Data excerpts
━━━━━━━━━━━━━━━━

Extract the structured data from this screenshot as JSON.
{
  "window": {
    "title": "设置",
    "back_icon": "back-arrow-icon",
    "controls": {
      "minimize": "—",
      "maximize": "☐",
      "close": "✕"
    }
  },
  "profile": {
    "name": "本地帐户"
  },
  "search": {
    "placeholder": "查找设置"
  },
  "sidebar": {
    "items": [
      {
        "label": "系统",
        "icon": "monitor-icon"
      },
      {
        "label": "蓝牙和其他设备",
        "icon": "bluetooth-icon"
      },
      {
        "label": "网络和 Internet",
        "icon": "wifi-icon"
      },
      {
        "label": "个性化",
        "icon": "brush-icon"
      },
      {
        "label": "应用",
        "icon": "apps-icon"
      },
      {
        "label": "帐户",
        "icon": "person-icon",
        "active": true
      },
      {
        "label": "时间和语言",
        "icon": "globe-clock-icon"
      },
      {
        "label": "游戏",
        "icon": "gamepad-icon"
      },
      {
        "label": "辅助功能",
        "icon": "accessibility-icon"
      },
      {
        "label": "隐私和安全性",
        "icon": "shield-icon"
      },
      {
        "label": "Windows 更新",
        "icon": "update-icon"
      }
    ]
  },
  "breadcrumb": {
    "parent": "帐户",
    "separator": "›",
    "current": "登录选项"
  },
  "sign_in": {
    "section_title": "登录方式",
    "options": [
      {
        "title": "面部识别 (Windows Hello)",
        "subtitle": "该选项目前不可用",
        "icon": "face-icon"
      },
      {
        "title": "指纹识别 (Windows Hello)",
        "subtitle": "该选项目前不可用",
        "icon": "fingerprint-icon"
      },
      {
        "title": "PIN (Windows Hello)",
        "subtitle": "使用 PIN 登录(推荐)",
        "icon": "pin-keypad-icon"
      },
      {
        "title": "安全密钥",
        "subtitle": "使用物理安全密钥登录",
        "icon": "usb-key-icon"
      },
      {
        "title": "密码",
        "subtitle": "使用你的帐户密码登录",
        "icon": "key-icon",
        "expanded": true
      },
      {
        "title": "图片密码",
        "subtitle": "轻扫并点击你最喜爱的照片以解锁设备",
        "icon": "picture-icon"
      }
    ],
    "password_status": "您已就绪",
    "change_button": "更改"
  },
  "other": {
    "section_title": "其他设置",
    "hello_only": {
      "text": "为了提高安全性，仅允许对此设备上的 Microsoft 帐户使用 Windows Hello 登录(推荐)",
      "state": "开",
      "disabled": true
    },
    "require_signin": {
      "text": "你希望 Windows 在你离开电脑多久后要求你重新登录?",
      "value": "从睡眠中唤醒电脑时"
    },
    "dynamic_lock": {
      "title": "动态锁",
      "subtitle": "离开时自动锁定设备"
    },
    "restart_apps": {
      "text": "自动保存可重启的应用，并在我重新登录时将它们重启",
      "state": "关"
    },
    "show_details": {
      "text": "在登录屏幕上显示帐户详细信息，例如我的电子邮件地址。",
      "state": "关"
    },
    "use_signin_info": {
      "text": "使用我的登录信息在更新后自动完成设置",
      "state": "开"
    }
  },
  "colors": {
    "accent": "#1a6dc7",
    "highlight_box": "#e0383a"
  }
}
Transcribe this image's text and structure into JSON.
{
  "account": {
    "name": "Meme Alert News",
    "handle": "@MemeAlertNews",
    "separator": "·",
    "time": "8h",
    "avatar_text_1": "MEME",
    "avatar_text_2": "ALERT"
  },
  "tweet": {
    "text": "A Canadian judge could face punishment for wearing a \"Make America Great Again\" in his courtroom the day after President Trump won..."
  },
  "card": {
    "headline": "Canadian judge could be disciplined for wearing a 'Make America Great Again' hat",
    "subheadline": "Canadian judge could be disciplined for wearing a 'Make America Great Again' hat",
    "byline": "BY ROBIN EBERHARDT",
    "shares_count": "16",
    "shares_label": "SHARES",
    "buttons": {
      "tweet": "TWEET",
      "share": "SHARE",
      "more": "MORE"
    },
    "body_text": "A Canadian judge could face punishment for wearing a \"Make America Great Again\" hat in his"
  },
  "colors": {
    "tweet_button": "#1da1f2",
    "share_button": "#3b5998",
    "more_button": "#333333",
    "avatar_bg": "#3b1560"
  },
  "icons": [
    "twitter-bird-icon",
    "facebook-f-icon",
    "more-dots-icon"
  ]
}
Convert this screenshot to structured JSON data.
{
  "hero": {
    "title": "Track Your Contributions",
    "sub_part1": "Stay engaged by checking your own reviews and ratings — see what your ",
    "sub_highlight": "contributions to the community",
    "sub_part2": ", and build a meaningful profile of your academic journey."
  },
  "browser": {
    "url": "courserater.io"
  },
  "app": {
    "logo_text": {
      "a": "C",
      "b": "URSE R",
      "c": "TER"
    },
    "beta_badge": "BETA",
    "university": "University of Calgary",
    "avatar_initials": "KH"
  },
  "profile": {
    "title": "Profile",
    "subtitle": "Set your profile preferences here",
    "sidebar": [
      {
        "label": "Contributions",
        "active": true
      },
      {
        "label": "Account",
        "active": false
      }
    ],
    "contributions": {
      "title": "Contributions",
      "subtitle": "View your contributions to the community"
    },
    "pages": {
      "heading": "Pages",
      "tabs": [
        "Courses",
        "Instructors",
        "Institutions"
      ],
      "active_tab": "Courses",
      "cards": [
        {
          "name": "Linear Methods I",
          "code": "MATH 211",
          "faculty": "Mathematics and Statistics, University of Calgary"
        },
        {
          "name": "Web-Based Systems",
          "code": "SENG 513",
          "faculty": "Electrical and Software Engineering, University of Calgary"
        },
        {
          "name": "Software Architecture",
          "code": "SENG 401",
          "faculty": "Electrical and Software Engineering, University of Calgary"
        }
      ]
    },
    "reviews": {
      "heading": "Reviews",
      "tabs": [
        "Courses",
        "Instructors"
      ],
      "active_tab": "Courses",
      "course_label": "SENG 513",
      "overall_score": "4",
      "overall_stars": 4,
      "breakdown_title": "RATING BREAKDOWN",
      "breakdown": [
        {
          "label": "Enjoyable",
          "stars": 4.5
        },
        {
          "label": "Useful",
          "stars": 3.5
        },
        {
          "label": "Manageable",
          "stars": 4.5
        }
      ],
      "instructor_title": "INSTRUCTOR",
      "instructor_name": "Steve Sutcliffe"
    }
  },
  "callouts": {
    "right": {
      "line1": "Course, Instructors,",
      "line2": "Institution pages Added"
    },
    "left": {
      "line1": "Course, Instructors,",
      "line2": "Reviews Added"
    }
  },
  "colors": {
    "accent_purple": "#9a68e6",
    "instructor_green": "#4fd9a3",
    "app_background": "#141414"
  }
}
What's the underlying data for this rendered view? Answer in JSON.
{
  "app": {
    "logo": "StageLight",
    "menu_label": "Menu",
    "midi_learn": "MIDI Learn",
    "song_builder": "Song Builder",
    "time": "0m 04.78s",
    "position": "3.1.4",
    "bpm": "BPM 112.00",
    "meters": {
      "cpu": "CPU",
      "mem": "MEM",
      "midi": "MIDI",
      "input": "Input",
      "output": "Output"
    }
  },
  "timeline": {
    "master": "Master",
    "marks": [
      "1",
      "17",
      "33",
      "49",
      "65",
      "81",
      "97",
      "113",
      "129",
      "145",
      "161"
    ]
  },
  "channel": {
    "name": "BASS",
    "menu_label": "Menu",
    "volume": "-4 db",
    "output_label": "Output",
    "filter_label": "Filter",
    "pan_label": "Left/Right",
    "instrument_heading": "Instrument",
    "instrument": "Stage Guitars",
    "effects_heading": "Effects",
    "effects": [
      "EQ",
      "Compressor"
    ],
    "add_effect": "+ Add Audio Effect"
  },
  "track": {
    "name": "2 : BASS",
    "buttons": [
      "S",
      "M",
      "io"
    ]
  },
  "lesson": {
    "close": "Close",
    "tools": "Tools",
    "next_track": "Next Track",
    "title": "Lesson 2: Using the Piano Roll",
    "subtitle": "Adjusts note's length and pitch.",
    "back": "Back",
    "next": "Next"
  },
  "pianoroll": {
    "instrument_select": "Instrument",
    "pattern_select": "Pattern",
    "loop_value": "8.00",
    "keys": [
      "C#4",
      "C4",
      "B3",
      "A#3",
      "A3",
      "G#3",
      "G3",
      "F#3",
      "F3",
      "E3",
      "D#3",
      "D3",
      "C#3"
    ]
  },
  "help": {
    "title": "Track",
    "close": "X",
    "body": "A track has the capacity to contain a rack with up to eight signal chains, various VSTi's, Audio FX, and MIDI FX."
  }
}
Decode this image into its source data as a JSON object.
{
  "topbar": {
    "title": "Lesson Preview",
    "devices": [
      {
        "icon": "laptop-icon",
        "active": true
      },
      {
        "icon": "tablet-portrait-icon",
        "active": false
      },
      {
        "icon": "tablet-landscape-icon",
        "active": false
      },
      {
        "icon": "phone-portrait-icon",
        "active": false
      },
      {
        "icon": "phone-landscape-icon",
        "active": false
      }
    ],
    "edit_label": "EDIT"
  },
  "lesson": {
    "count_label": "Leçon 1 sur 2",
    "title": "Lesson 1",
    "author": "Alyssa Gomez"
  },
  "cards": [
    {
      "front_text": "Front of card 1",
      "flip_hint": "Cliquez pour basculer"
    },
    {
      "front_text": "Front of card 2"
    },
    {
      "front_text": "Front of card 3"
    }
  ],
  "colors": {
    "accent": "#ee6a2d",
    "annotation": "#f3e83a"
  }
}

━━━━━━━━━━━━━━━━

Give the count of lines in the listing that hold the word "Audio", with no other text.

2